STATED GOAL A: Could you summarize the commentary in two sentences?

## start PASSAGE TO READ

This commentary on the limitations of the macro has no bearing on that fable, though.

Fuck those grapes.

The Right People

On a light brown, dappled background, a typewriter font says, "Don't change so people will like you. Be yourself and the right people will love you." In the lower left-hand corner, there is a cartoon picture of a toaster with a face high-fiving a coffee mug with a face, while a piece of toast with a face jumps out of the toaster. The logo in the lower right-hand corner is for the site "Positive Energy."
On a light brown, dappled background, a typewriter font says, “Don’t change so people will like you. Be yourself and the right people will love you.” In the lower left-hand corner, there is a cartoon picture of a toaster with a face high-fiving a coffee mug with a face, while a piece of toast with a face jumps out of the toaster. The logo in the lower right-hand corner is for the site “Positive Energy.”

As always, I grant that there is often a nugget (or more) of valuable insight tucked into the questionable folds of these macros.

So I’ll affirm the message that your authentic self has inherent value.

But enough of that talk.

Do you really want to hang out with anyone who goes around designating whole-ass humans as “right” and “wrong”?

“Don’t change . . . and the right people will love you.”

I can’t help reading “change is bad” as the dominant message, when “you deserve love” is probably a more salient takeaway.

I get that the macro aims to convey a simple message. “Right” people will naturally gravitate to other “right” people, who love each other as they are. But this also implies the existence of “wrong” people with the “wrong” kind of love, and dang.

That just doesn’t hold water.

Sometimes, the “wrong” people can sound a lot like the “right” people because they are enabling you to suck and/or to not really be yourself.

Sometimes self-proclaimed “right” people, who give you lots of supportive lip service, secretly thrive on shaming you from their high, high horses (and I mean tall-type high, y’all, not stoned ponies).

A lot of change-resistant folx like to invoke the defense that “I’m just being who I am / telling it like it is!” when they’re really just being intransigent assholes.

Sometimes, changing in response to the fact that people don’t like you is called “growth.”

There are always people with a vested interested in your being ignorant, downtrodden, demotivated, and dependent, and so they don’t want you to grow.

And those people just might be your family and friends, whose opinions may seem exactly like the “right” ones to value.

## end PASSAGE TO READ
## start DATA SHOWN

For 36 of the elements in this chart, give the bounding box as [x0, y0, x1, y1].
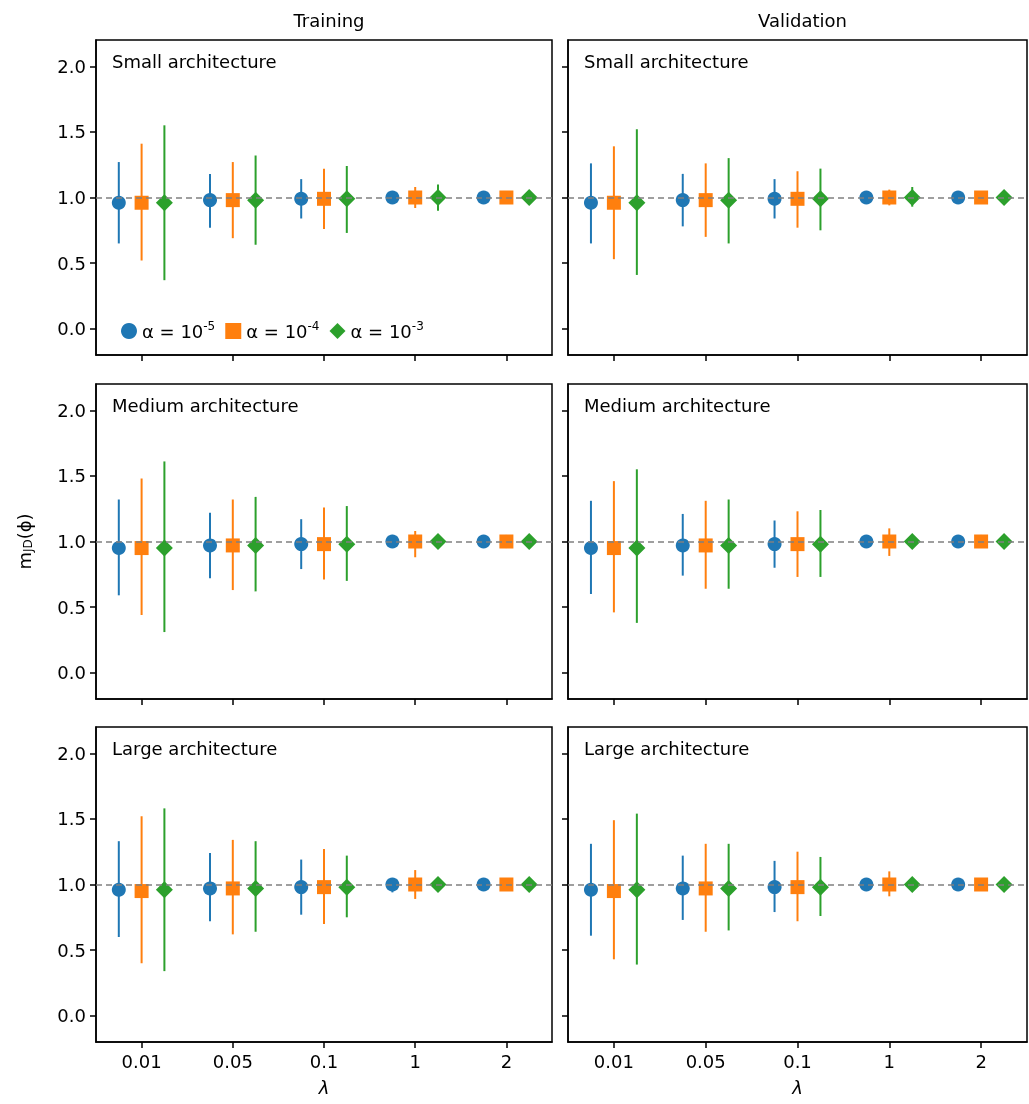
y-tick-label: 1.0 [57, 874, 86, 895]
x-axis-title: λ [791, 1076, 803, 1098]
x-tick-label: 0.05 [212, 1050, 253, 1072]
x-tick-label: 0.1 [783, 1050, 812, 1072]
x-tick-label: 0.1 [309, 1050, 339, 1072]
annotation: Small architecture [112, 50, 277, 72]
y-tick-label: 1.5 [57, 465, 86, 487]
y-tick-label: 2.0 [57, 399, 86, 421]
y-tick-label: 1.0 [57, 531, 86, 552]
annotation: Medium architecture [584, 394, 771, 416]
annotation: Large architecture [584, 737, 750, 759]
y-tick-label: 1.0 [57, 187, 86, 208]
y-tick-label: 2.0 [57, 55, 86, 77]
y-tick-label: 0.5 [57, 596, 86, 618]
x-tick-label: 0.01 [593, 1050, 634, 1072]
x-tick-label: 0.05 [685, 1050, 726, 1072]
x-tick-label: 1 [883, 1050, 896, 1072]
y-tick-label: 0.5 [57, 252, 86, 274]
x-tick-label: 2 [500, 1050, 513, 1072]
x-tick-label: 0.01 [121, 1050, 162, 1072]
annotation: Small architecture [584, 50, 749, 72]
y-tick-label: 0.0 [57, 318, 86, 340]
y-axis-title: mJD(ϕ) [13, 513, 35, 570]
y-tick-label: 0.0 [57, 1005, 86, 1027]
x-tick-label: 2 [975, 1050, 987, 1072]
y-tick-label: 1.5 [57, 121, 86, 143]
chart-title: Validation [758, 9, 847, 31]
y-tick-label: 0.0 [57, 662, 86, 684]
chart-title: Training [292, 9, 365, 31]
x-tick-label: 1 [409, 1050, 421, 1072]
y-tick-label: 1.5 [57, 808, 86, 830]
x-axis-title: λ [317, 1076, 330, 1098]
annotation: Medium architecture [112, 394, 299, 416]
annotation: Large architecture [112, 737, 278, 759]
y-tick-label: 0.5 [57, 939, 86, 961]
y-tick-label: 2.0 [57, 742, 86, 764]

## end DATA SHOWN

STATED GOAL B: Which lines of the rows contain the word "architecture"? Return each of them.

TASK RESULT A: The commentary describes a macro that tells people not to change so others will like them, and it affirms the macro's message that an authentic self has inherent value. It objects that the macro implies "right" and "wrong" people, pointing out that changing because people don't like you is sometimes growth, and that those who don't want you to grow may be your family and friends.

TASK RESULT B:
annotation: Small architecture [112, 50, 277, 72]
annotation: Medium architecture [584, 394, 771, 416]
annotation: Large architecture [584, 737, 750, 759]
annotation: Small architecture [584, 50, 749, 72]
annotation: Medium architecture [112, 394, 299, 416]
annotation: Large architecture [112, 737, 278, 759]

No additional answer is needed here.